• **What is being asked**:
Look through the material and copy each line holding "logFC".

=======

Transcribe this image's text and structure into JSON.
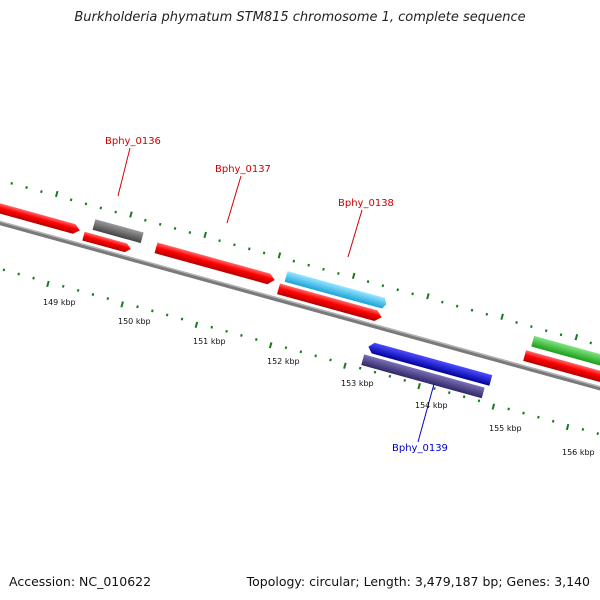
{
  "title": "Burkholderia phymatum STM815 chromosome 1, complete sequence",
  "accession": "Accession: NC_010622",
  "summary": "Topology: circular; Length: 3,479,187 bp; Genes: 3,140",
  "colors": {
    "backbone": "#7a7a7a",
    "cds": "#ff0000",
    "gene_gray": "#6b6b6b",
    "gene_cyan": "#33ccff",
    "gene_blue": "#0000ee",
    "gene_slate": "#4b3f8f",
    "gene_green": "#33cc33",
    "tick": "#1a7a1a",
    "label_red": "#cc0000",
    "label_blue": "#0000cc"
  },
  "scale": {
    "unit": "kbp",
    "ticks": [
      "149 kbp",
      "150 kbp",
      "151 kbp",
      "152 kbp",
      "153 kbp",
      "154 kbp",
      "155 kbp",
      "156 kbp"
    ]
  },
  "genes": [
    {
      "name": "Bphy_0136",
      "color": "label_red"
    },
    {
      "name": "Bphy_0137",
      "color": "label_red"
    },
    {
      "name": "Bphy_0138",
      "color": "label_red"
    },
    {
      "name": "Bphy_0139",
      "color": "label_blue"
    }
  ]
}
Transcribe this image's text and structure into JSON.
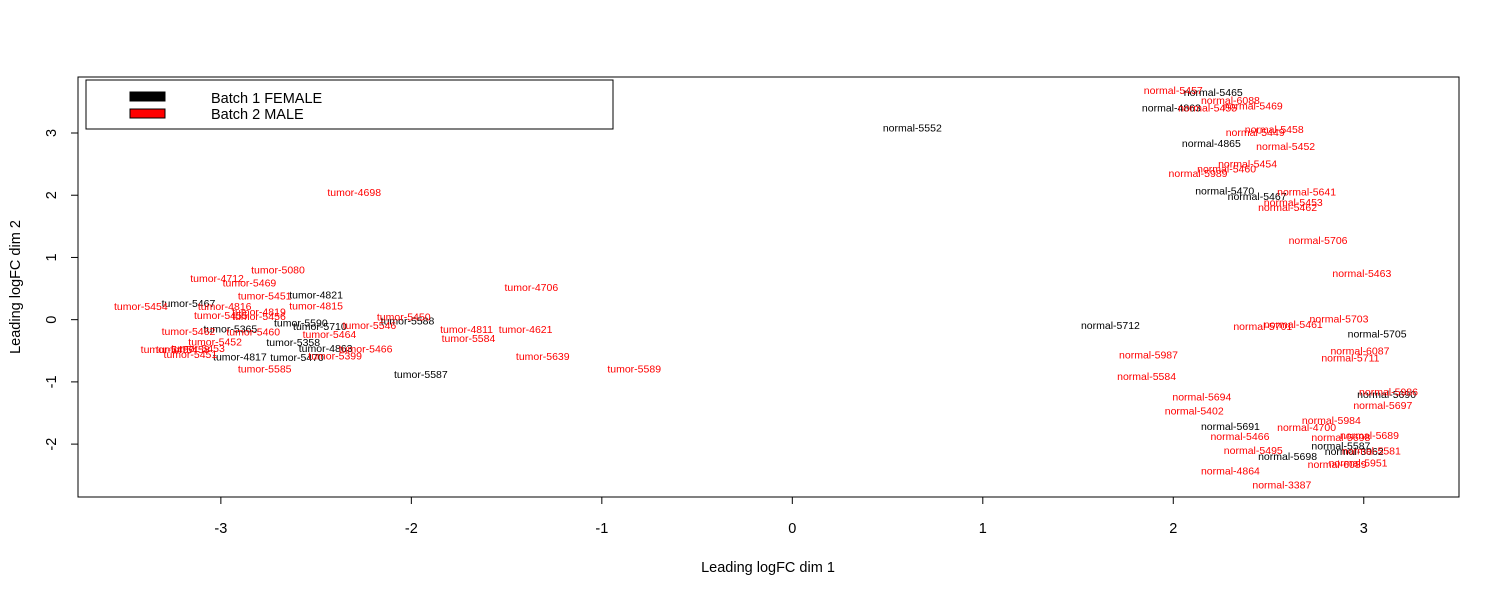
{
  "chart_data": {
    "type": "scatter",
    "title": "",
    "xlabel": "Leading logFC dim 1",
    "ylabel": "Leading logFC dim 2",
    "xlim": [
      -3.75,
      3.5
    ],
    "ylim": [
      -2.85,
      3.9
    ],
    "x_ticks": [
      -3,
      -2,
      -1,
      0,
      1,
      2,
      3
    ],
    "y_ticks": [
      -2,
      -1,
      0,
      1,
      2,
      3
    ],
    "grid": false,
    "legend_position": "top-left",
    "series": [
      {
        "name": "Batch 1 FEMALE",
        "color": "#000000",
        "points": [
          {
            "label": "normal-5465",
            "x": 2.21,
            "y": 3.65
          },
          {
            "label": "normal-4863",
            "x": 1.99,
            "y": 3.4
          },
          {
            "label": "normal-5552",
            "x": 0.63,
            "y": 3.08
          },
          {
            "label": "normal-4865",
            "x": 2.2,
            "y": 2.83
          },
          {
            "label": "normal-5470",
            "x": 2.27,
            "y": 2.07
          },
          {
            "label": "normal-5467",
            "x": 2.44,
            "y": 1.98
          },
          {
            "label": "normal-5712",
            "x": 1.67,
            "y": -0.09
          },
          {
            "label": "normal-5705",
            "x": 3.07,
            "y": -0.23
          },
          {
            "label": "normal-5690",
            "x": 3.12,
            "y": -1.2
          },
          {
            "label": "normal-5691",
            "x": 2.3,
            "y": -1.72
          },
          {
            "label": "normal-5587",
            "x": 2.88,
            "y": -2.03
          },
          {
            "label": "normal-3062",
            "x": 2.95,
            "y": -2.12
          },
          {
            "label": "normal-5698",
            "x": 2.6,
            "y": -2.2
          },
          {
            "label": "tumor-5467",
            "x": -3.17,
            "y": 0.26
          },
          {
            "label": "tumor-4821",
            "x": -2.5,
            "y": 0.4
          },
          {
            "label": "tumor-5588",
            "x": -2.02,
            "y": -0.02
          },
          {
            "label": "tumor-5590",
            "x": -2.58,
            "y": -0.05
          },
          {
            "label": "tumor-5710",
            "x": -2.48,
            "y": -0.11
          },
          {
            "label": "tumor-5365",
            "x": -2.95,
            "y": -0.15
          },
          {
            "label": "tumor-5358",
            "x": -2.62,
            "y": -0.37
          },
          {
            "label": "tumor-4863",
            "x": -2.45,
            "y": -0.46
          },
          {
            "label": "tumor-4817",
            "x": -2.9,
            "y": -0.6
          },
          {
            "label": "tumor-5470",
            "x": -2.6,
            "y": -0.61
          },
          {
            "label": "tumor-5587",
            "x": -1.95,
            "y": -0.88
          }
        ]
      },
      {
        "name": "Batch 2 MALE",
        "color": "#ff0000",
        "points": [
          {
            "label": "normal-5457",
            "x": 2.0,
            "y": 3.68
          },
          {
            "label": "normal-6088",
            "x": 2.3,
            "y": 3.52
          },
          {
            "label": "normal-5469",
            "x": 2.42,
            "y": 3.43
          },
          {
            "label": "normal-5455",
            "x": 2.18,
            "y": 3.4
          },
          {
            "label": "normal-5458",
            "x": 2.53,
            "y": 3.06
          },
          {
            "label": "normal-5449",
            "x": 2.43,
            "y": 3.01
          },
          {
            "label": "normal-5452",
            "x": 2.59,
            "y": 2.78
          },
          {
            "label": "normal-5454",
            "x": 2.39,
            "y": 2.5
          },
          {
            "label": "normal-5460",
            "x": 2.28,
            "y": 2.42
          },
          {
            "label": "normal-5989",
            "x": 2.13,
            "y": 2.35
          },
          {
            "label": "normal-5641",
            "x": 2.7,
            "y": 2.05
          },
          {
            "label": "normal-5453",
            "x": 2.63,
            "y": 1.88
          },
          {
            "label": "normal-5462",
            "x": 2.6,
            "y": 1.8
          },
          {
            "label": "normal-5706",
            "x": 2.76,
            "y": 1.27
          },
          {
            "label": "normal-5463",
            "x": 2.99,
            "y": 0.74
          },
          {
            "label": "normal-5703",
            "x": 2.87,
            "y": 0.01
          },
          {
            "label": "normal-5461",
            "x": 2.63,
            "y": -0.08
          },
          {
            "label": "normal-5701",
            "x": 2.47,
            "y": -0.11
          },
          {
            "label": "normal-6087",
            "x": 2.98,
            "y": -0.5
          },
          {
            "label": "normal-5711",
            "x": 2.93,
            "y": -0.62
          },
          {
            "label": "normal-5987",
            "x": 1.87,
            "y": -0.57
          },
          {
            "label": "normal-5584",
            "x": 1.86,
            "y": -0.91
          },
          {
            "label": "normal-5986",
            "x": 3.13,
            "y": -1.16
          },
          {
            "label": "normal-5697",
            "x": 3.1,
            "y": -1.38
          },
          {
            "label": "normal-5694",
            "x": 2.15,
            "y": -1.24
          },
          {
            "label": "normal-5402",
            "x": 2.11,
            "y": -1.47
          },
          {
            "label": "normal-5984",
            "x": 2.83,
            "y": -1.62
          },
          {
            "label": "normal-4700",
            "x": 2.7,
            "y": -1.73
          },
          {
            "label": "normal-5466",
            "x": 2.35,
            "y": -1.88
          },
          {
            "label": "normal-5689",
            "x": 3.03,
            "y": -1.86
          },
          {
            "label": "normal-5698",
            "x": 2.88,
            "y": -1.89
          },
          {
            "label": "normal-5581",
            "x": 3.04,
            "y": -2.11
          },
          {
            "label": "normal-5495",
            "x": 2.42,
            "y": -2.1
          },
          {
            "label": "normal-5951",
            "x": 2.97,
            "y": -2.3
          },
          {
            "label": "normal-6089",
            "x": 2.86,
            "y": -2.33
          },
          {
            "label": "normal-4864",
            "x": 2.3,
            "y": -2.43
          },
          {
            "label": "normal-3387",
            "x": 2.57,
            "y": -2.66
          },
          {
            "label": "tumor-4698",
            "x": -2.3,
            "y": 2.04
          },
          {
            "label": "tumor-5080",
            "x": -2.7,
            "y": 0.8
          },
          {
            "label": "tumor-4712",
            "x": -3.02,
            "y": 0.66
          },
          {
            "label": "tumor-5469",
            "x": -2.85,
            "y": 0.59
          },
          {
            "label": "tumor-5451",
            "x": -2.77,
            "y": 0.38
          },
          {
            "label": "tumor-5454",
            "x": -3.42,
            "y": 0.21
          },
          {
            "label": "tumor-4816",
            "x": -2.98,
            "y": 0.21
          },
          {
            "label": "tumor-4815",
            "x": -2.5,
            "y": 0.22
          },
          {
            "label": "tumor-4819",
            "x": -2.8,
            "y": 0.12
          },
          {
            "label": "tumor-5455",
            "x": -3.0,
            "y": 0.07
          },
          {
            "label": "tumor-5456",
            "x": -2.8,
            "y": 0.05
          },
          {
            "label": "tumor-5450",
            "x": -2.04,
            "y": 0.04
          },
          {
            "label": "tumor-5546",
            "x": -2.22,
            "y": -0.09
          },
          {
            "label": "tumor-4706",
            "x": -1.37,
            "y": 0.52
          },
          {
            "label": "tumor-4811",
            "x": -1.71,
            "y": -0.16
          },
          {
            "label": "tumor-4621",
            "x": -1.4,
            "y": -0.16
          },
          {
            "label": "tumor-5584",
            "x": -1.7,
            "y": -0.3
          },
          {
            "label": "tumor-5462",
            "x": -3.17,
            "y": -0.19
          },
          {
            "label": "tumor-5452",
            "x": -3.03,
            "y": -0.36
          },
          {
            "label": "tumor-5453",
            "x": -3.12,
            "y": -0.46
          },
          {
            "label": "tumor-5457",
            "x": -3.28,
            "y": -0.48
          },
          {
            "label": "tumor-5458",
            "x": -3.2,
            "y": -0.48
          },
          {
            "label": "tumor-5451",
            "x": -3.16,
            "y": -0.56
          },
          {
            "label": "tumor-5460",
            "x": -2.83,
            "y": -0.2
          },
          {
            "label": "tumor-5464",
            "x": -2.43,
            "y": -0.24
          },
          {
            "label": "tumor-5466",
            "x": -2.24,
            "y": -0.47
          },
          {
            "label": "tumor-5399",
            "x": -2.4,
            "y": -0.58
          },
          {
            "label": "tumor-5639",
            "x": -1.31,
            "y": -0.59
          },
          {
            "label": "tumor-5589",
            "x": -0.83,
            "y": -0.79
          },
          {
            "label": "tumor-5585",
            "x": -2.77,
            "y": -0.79
          }
        ]
      }
    ]
  }
}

=======

• **Output below**:
    "xlabel": "Leading logFC dim 1",
    "ylabel": "Leading logFC dim 2",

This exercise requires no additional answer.